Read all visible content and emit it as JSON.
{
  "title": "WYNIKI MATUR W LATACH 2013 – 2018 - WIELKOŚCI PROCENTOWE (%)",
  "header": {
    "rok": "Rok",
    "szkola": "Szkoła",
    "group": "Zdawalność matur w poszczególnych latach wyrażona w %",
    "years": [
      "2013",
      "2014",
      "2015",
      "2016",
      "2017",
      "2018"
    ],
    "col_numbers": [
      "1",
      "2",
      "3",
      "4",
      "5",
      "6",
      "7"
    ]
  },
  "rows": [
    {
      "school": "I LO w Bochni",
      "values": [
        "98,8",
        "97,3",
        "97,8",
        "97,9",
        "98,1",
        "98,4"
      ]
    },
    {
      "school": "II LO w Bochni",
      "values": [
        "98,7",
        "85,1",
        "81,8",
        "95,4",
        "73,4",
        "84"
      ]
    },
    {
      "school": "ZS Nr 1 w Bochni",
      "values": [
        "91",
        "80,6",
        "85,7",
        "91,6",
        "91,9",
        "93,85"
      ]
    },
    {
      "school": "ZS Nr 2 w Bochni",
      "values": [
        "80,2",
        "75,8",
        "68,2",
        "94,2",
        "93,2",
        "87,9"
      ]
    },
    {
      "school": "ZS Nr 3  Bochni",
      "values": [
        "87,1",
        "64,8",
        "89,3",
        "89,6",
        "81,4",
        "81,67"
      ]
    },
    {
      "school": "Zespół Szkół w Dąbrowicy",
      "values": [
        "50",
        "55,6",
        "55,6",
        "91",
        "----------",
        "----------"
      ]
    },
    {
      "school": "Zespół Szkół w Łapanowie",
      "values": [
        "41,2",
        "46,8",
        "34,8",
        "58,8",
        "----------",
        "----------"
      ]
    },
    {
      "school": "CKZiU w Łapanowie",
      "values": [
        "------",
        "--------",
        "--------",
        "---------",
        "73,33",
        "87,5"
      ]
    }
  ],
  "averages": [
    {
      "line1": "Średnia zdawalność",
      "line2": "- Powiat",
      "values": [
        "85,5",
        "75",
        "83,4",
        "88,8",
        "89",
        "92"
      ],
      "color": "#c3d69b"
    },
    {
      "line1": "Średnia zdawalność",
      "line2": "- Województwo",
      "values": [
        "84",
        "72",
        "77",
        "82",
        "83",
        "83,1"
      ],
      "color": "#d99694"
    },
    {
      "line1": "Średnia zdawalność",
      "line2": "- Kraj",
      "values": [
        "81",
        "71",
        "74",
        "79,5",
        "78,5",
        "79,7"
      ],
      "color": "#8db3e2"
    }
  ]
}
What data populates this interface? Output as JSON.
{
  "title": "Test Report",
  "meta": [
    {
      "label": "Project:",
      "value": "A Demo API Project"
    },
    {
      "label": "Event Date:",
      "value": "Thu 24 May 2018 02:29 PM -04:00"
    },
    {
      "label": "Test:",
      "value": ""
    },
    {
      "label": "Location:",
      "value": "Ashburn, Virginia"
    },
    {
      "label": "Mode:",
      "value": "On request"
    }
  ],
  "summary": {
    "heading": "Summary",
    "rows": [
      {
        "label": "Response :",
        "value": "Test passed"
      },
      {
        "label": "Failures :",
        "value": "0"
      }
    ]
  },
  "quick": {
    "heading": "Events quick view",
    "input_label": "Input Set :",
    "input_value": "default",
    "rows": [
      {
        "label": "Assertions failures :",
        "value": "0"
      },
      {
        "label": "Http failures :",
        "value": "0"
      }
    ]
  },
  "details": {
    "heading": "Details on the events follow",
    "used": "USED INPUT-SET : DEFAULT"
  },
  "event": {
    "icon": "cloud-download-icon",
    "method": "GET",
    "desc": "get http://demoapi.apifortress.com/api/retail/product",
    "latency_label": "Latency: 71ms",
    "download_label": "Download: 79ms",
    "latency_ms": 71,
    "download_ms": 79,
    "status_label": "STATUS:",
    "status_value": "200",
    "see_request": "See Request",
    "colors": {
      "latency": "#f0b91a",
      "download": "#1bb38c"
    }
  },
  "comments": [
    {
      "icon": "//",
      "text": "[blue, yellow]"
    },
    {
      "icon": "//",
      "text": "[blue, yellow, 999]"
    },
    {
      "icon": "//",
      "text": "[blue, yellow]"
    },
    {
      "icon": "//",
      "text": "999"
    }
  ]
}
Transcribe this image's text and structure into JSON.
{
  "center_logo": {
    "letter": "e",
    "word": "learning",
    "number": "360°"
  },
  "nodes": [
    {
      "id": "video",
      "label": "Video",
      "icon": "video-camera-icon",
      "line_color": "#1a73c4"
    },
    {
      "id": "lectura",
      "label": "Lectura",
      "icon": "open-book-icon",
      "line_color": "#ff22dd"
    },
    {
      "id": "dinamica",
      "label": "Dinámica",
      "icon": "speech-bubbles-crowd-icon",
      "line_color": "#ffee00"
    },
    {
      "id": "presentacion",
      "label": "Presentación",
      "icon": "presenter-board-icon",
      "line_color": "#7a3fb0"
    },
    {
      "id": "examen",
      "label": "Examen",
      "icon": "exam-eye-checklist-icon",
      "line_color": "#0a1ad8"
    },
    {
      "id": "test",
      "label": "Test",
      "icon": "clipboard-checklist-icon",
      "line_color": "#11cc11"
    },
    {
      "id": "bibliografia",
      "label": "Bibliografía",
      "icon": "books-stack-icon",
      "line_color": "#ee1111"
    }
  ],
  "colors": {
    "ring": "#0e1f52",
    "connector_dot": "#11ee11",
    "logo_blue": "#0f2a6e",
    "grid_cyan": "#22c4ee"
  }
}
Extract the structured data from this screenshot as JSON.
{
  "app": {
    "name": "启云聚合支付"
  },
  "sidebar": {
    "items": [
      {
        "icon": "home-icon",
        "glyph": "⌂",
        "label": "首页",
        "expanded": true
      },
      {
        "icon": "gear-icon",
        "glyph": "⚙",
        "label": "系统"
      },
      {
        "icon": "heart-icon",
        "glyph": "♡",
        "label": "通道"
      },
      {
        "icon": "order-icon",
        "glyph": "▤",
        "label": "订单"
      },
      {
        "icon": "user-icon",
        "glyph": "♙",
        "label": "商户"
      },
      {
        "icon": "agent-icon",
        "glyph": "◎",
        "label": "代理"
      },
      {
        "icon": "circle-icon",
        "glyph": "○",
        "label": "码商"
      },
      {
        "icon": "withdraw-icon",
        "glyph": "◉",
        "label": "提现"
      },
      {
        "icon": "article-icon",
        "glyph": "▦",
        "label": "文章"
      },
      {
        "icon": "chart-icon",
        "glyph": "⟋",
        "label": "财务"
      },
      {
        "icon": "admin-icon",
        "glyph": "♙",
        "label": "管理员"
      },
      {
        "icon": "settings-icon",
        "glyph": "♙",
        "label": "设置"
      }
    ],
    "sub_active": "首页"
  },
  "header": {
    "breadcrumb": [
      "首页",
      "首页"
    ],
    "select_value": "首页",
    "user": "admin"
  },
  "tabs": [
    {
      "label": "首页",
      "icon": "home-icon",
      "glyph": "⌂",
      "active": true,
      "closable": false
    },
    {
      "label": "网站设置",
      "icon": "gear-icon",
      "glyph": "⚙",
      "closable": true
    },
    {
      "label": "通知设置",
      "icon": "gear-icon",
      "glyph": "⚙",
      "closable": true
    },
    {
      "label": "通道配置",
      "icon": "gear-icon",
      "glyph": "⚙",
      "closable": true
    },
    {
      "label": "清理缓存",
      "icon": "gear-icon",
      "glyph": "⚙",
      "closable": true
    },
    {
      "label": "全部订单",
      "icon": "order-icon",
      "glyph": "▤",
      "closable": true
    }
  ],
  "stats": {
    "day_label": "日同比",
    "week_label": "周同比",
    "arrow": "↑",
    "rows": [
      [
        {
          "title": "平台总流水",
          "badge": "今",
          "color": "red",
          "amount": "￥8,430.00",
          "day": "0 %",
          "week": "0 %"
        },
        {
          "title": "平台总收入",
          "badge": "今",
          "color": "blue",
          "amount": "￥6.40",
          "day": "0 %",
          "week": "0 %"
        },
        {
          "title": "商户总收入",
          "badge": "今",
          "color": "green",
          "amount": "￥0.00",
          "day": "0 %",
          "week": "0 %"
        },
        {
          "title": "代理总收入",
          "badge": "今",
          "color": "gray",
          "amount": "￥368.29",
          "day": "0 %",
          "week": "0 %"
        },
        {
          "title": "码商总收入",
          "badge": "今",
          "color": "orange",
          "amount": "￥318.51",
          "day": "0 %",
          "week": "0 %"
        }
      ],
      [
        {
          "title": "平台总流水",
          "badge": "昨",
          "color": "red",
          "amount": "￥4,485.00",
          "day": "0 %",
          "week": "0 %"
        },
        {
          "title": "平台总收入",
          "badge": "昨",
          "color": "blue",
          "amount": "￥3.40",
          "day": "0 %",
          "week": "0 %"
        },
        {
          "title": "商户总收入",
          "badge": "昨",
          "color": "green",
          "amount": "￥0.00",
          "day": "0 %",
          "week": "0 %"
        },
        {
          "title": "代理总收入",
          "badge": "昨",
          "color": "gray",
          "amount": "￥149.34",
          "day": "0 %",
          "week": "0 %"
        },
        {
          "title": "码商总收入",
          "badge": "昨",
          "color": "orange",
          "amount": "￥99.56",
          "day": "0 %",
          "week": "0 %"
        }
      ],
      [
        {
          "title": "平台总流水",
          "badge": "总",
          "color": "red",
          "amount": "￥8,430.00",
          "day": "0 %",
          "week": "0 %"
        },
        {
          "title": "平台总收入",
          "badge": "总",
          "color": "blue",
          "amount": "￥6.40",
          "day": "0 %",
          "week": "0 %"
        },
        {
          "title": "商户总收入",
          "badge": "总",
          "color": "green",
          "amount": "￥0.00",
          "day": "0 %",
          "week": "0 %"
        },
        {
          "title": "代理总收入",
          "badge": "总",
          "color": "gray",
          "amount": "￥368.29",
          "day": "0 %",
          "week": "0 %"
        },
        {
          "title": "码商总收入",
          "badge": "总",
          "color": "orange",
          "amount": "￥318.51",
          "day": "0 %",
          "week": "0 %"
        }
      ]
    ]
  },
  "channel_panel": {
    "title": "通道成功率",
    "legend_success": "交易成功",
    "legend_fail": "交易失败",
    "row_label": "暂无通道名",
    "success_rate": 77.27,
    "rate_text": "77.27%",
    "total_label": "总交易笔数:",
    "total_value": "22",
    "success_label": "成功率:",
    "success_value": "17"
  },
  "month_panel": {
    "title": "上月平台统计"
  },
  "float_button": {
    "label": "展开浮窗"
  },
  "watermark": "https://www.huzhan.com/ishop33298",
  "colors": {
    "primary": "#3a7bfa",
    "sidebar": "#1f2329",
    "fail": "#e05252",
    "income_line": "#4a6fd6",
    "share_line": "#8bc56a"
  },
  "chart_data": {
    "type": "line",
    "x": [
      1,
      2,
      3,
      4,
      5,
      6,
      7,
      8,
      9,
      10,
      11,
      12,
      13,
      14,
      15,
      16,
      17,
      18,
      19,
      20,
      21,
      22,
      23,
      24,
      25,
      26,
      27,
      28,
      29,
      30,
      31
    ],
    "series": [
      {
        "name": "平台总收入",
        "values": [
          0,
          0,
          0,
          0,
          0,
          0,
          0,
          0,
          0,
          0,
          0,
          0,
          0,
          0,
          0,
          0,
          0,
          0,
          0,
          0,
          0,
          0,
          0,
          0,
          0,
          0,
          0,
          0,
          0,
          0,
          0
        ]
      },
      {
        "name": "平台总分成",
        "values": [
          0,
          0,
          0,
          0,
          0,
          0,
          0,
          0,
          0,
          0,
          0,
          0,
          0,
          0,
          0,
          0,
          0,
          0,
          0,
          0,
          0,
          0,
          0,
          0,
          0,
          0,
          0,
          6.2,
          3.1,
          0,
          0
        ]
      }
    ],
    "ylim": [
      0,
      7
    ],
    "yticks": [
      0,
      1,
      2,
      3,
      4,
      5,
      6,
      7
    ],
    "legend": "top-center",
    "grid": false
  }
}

****************************************

Objective -
Using the listing above, locate the lines that hold "Zespół" and copy each one.

The reply -
      "school": "Zespół Szkół w Dąbrowicy",
      "school": "Zespół Szkół w Łapanowie",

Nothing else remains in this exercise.